# Start of Supplied data
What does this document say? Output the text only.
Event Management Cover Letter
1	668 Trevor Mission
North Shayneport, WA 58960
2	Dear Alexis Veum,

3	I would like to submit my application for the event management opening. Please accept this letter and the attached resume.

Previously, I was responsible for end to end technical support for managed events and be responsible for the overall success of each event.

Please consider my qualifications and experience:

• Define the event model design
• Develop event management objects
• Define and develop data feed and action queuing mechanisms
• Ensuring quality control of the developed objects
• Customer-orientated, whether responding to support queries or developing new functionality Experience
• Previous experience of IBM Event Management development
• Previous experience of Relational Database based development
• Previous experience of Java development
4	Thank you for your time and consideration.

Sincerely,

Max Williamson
# End of Supplied data
:: Your task ::
State how many lines of the material contain the string "support", with no other words.

:: Response ::
2